WHAT YOU ARE ASKED TO DO:
Find all lines in the listing that include the word "Gold", then copy them.

— start GIVEN DATA —

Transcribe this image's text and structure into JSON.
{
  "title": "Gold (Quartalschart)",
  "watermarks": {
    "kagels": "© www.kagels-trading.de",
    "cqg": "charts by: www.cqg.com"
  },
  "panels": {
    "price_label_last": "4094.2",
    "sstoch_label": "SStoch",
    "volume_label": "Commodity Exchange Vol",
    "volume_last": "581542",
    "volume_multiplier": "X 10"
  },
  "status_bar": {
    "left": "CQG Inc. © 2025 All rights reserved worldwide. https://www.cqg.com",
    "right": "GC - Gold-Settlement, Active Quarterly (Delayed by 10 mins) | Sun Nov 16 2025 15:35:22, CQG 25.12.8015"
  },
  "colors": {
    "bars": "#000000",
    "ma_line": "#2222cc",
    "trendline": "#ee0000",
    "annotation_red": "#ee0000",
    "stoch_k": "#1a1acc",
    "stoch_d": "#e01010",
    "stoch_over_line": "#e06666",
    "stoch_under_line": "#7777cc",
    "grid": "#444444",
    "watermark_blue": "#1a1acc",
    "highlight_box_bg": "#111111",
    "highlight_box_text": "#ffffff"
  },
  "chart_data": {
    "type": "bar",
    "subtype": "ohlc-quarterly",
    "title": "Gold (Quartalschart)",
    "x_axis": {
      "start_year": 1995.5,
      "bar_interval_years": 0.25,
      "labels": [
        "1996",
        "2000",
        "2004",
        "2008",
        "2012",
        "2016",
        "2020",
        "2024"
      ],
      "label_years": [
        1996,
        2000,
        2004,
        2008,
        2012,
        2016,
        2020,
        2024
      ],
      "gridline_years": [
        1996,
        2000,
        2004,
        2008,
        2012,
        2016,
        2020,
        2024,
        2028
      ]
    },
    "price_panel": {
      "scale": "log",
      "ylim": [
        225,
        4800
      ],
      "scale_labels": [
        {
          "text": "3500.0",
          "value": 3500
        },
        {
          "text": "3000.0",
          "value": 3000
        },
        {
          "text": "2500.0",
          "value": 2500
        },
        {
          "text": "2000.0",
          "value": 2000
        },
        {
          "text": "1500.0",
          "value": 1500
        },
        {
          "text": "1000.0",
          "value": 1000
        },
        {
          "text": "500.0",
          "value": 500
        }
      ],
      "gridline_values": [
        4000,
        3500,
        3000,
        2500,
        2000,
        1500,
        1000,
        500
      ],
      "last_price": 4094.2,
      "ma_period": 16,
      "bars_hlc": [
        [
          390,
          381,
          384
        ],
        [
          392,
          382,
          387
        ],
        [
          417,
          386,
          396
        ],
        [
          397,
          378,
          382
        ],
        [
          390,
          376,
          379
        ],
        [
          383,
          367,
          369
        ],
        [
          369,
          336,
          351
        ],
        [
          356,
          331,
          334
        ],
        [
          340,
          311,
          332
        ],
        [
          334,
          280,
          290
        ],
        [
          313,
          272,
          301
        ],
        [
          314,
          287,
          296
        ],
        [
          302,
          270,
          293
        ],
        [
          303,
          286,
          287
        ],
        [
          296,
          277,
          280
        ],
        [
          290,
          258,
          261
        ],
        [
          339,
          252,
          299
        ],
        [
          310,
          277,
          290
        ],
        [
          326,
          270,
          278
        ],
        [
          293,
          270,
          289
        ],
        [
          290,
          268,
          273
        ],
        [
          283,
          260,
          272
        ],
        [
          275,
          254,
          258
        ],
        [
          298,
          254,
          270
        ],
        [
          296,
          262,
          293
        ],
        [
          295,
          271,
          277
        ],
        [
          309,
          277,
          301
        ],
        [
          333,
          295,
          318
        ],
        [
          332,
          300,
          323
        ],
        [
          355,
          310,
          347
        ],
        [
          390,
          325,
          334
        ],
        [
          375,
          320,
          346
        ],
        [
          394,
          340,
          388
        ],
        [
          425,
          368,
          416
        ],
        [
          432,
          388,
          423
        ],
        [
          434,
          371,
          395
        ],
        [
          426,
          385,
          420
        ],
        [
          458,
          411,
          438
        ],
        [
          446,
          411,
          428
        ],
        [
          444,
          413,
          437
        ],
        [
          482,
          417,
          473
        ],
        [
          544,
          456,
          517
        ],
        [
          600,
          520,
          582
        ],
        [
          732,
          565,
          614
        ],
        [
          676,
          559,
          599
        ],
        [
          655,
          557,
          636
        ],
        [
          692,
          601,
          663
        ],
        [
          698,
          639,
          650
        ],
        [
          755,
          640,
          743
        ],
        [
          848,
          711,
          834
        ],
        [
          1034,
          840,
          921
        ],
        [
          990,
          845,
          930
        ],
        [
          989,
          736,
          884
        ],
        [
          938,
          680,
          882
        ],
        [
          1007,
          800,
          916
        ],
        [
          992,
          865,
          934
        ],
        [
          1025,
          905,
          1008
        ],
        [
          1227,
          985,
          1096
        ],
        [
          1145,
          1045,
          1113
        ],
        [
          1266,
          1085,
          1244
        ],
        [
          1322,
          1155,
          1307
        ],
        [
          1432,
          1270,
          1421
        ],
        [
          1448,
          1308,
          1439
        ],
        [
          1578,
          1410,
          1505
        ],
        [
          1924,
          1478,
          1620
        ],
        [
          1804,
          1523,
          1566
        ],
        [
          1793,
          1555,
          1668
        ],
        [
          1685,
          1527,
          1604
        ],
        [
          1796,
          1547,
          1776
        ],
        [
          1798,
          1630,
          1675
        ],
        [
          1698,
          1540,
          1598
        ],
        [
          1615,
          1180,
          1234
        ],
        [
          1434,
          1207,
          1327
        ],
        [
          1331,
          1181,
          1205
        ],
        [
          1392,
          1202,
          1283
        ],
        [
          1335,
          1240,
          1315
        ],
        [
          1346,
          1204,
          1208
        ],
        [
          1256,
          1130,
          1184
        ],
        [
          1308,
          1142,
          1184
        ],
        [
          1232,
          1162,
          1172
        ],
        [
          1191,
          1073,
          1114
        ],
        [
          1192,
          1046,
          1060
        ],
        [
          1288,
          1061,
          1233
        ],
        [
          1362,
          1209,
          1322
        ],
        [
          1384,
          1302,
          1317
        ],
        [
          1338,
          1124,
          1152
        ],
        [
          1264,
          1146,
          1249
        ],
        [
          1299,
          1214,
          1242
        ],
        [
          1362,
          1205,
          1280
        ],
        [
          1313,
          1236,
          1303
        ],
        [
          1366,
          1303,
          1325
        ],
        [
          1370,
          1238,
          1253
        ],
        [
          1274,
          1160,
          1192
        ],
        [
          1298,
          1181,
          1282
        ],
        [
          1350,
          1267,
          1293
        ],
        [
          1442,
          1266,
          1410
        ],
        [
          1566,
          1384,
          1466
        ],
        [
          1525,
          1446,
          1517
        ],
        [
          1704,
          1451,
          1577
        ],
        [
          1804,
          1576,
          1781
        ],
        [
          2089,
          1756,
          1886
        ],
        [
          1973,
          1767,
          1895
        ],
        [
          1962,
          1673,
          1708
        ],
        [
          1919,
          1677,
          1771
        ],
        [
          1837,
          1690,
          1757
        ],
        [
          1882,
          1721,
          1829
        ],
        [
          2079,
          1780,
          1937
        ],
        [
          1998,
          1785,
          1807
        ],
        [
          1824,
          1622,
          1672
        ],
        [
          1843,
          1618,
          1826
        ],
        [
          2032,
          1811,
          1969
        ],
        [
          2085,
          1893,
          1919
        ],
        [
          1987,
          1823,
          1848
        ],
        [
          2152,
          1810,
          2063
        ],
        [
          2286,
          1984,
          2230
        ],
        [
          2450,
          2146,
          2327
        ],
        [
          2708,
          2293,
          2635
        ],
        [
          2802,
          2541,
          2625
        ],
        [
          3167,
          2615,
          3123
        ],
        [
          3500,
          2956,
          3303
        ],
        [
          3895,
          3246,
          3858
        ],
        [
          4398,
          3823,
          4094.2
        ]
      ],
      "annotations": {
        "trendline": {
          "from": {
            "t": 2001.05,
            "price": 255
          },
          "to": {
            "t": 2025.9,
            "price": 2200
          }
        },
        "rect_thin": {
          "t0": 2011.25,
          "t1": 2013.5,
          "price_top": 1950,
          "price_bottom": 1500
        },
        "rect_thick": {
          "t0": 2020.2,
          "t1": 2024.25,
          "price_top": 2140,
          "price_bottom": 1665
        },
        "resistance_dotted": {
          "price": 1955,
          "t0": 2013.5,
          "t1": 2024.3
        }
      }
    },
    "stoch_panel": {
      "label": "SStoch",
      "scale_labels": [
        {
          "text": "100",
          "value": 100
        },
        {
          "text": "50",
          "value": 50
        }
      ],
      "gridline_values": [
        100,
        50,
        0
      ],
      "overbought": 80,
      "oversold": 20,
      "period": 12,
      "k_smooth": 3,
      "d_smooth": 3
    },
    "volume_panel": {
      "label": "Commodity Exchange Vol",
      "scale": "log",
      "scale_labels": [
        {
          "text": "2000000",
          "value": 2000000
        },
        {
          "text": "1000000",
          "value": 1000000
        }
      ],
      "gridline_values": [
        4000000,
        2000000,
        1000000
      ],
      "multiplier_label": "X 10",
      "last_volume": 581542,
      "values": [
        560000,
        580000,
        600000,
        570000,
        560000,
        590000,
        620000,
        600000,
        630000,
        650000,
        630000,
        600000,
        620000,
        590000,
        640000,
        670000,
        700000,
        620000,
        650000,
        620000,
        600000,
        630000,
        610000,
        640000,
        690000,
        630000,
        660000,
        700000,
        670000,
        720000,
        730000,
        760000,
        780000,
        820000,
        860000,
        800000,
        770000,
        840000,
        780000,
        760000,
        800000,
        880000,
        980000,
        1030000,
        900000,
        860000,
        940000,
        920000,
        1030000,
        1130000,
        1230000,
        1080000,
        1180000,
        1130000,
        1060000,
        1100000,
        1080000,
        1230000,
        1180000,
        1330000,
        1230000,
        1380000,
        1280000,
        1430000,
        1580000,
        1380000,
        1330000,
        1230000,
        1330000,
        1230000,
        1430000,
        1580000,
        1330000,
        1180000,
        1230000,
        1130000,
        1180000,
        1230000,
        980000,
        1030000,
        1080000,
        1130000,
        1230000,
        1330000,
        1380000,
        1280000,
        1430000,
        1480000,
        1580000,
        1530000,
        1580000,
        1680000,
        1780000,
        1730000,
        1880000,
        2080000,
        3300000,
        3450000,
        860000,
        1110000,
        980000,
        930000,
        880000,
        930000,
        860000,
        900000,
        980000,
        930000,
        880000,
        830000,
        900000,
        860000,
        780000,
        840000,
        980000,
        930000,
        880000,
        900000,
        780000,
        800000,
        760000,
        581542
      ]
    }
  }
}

— end GIVEN DATA —

THE ANSWER:
  "title": "Gold (Quartalschart)",
    "right": "GC - Gold-Settlement, Active Quarterly (Delayed by 10 mins) | Sun Nov 16 2025 15:35:22, CQG 25.12.8015"
    "title": "Gold (Quartalschart)",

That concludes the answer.